### Task goal
Find the lines containing the word "valor" and copy every one of them.

### Supplied entries
++++++++++
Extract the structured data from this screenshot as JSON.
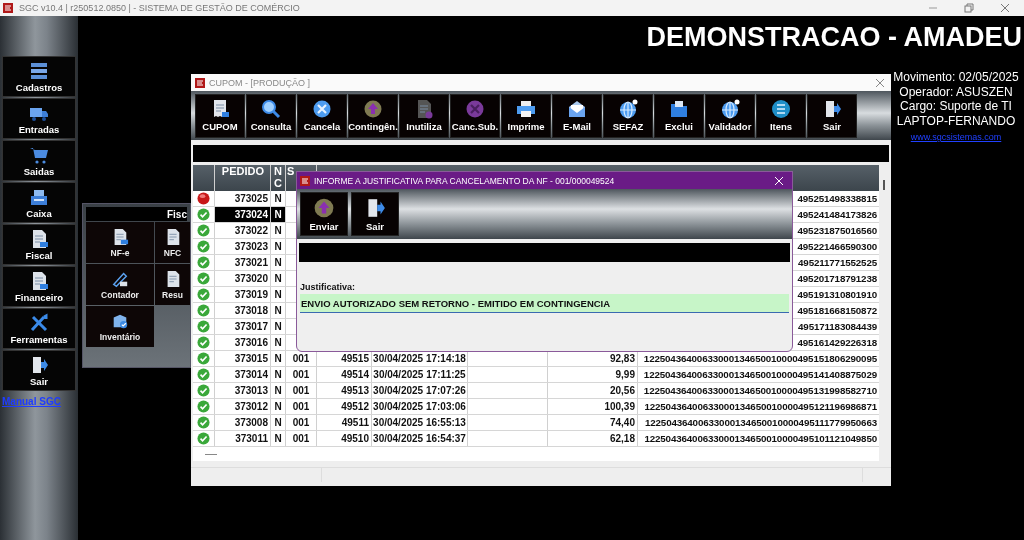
{
  "app_title": "SGC v10.4 | r250512.0850 | - SISTEMA DE GESTÃO DE COMÉRCIO",
  "sidebar": {
    "items": [
      {
        "label": "Cadastros"
      },
      {
        "label": "Entradas"
      },
      {
        "label": "Saidas"
      },
      {
        "label": "Caixa"
      },
      {
        "label": "Fiscal"
      },
      {
        "label": "Financeiro"
      },
      {
        "label": "Ferramentas"
      },
      {
        "label": "Sair"
      }
    ],
    "manual_link": "Manual SGC"
  },
  "company_title": "DEMONSTRACAO - AMADEU",
  "session_info": {
    "lines": [
      "Movimento: 02/05/2025",
      "Operador: ASUSZEN",
      "Cargo: Suporte de TI",
      "LAPTOP-FERNANDO"
    ],
    "website": "www.sgcsistemas.com"
  },
  "fiscal_panel": {
    "title": "Fisc",
    "buttons": [
      {
        "label": "NF-e"
      },
      {
        "label": "NFC"
      },
      {
        "label": "Contador"
      },
      {
        "label": "Resu"
      },
      {
        "label": "Inventário"
      }
    ]
  },
  "cupom_window": {
    "title": "CUPOM - [PRODUÇÃO  ]",
    "toolbar": [
      "CUPOM",
      "Consulta",
      "Cancela",
      "Contingên.",
      "Inutiliza",
      "Canc.Sub.",
      "Imprime",
      "E-Mail",
      "SEFAZ",
      "Exclui",
      "Validador",
      "Itens",
      "Sair"
    ],
    "table": {
      "columns": [
        "PEDIDO",
        "N C",
        "S"
      ],
      "rows": [
        {
          "kind": "error",
          "selected": false,
          "pedido": "373025",
          "nc": "N",
          "chave": "495251498338815"
        },
        {
          "kind": "ok",
          "selected": true,
          "pedido": "373024",
          "nc": "N",
          "chave": "495241484173826"
        },
        {
          "kind": "ok",
          "selected": false,
          "pedido": "373022",
          "nc": "N",
          "chave": "495231875016560"
        },
        {
          "kind": "ok",
          "selected": false,
          "pedido": "373023",
          "nc": "N",
          "chave": "495221466590300"
        },
        {
          "kind": "ok",
          "selected": false,
          "pedido": "373021",
          "nc": "N",
          "chave": "495211771552525"
        },
        {
          "kind": "ok",
          "selected": false,
          "pedido": "373020",
          "nc": "N",
          "chave": "495201718791238"
        },
        {
          "kind": "ok",
          "selected": false,
          "pedido": "373019",
          "nc": "N",
          "chave": "495191310801910"
        },
        {
          "kind": "ok",
          "selected": false,
          "pedido": "373018",
          "nc": "N",
          "chave": "495181668150872"
        },
        {
          "kind": "ok",
          "selected": false,
          "pedido": "373017",
          "nc": "N",
          "chave": "495171183084439"
        },
        {
          "kind": "ok",
          "selected": false,
          "pedido": "373016",
          "nc": "N",
          "chave": "495161429226318"
        },
        {
          "kind": "ok",
          "selected": false,
          "pedido": "373015",
          "nc": "N",
          "serie": "001",
          "numero": "49515",
          "data_hora": "30/04/2025 17:14:18",
          "valor": "92,83",
          "chave": "12250436400633000134650010000495151806290095"
        },
        {
          "kind": "ok",
          "selected": false,
          "pedido": "373014",
          "nc": "N",
          "serie": "001",
          "numero": "49514",
          "data_hora": "30/04/2025 17:11:25",
          "valor": "9,99",
          "chave": "12250436400633000134650010000495141408875029"
        },
        {
          "kind": "ok",
          "selected": false,
          "pedido": "373013",
          "nc": "N",
          "serie": "001",
          "numero": "49513",
          "data_hora": "30/04/2025 17:07:26",
          "valor": "20,56",
          "chave": "12250436400633000134650010000495131998582710"
        },
        {
          "kind": "ok",
          "selected": false,
          "pedido": "373012",
          "nc": "N",
          "serie": "001",
          "numero": "49512",
          "data_hora": "30/04/2025 17:03:06",
          "valor": "100,39",
          "chave": "12250436400633000134650010000495121196986871"
        },
        {
          "kind": "ok",
          "selected": false,
          "pedido": "373008",
          "nc": "N",
          "serie": "001",
          "numero": "49511",
          "data_hora": "30/04/2025 16:55:13",
          "valor": "74,40",
          "chave": "12250436400633000134650010000495111779950663"
        },
        {
          "kind": "ok",
          "selected": false,
          "pedido": "373011",
          "nc": "N",
          "serie": "001",
          "numero": "49510",
          "data_hora": "30/04/2025 16:54:37",
          "valor": "62,18",
          "chave": "12250436400633000134650010000495101121049850"
        }
      ]
    }
  },
  "dialog": {
    "title": "INFORME A JUSTIFICATIVA PARA CANCELAMENTO DA NF - 001/000049524",
    "toolbar": [
      "Enviar",
      "Sair"
    ],
    "label": "Justificativa:",
    "value": "ENVIO AUTORIZADO SEM RETORNO - EMITIDO EM CONTINGENCIA"
  }
}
++++++++++
### Answer in full
          "valor": "92,83",
          "valor": "9,99",
          "valor": "20,56",
          "valor": "100,39",
          "valor": "74,40",
          "valor": "62,18",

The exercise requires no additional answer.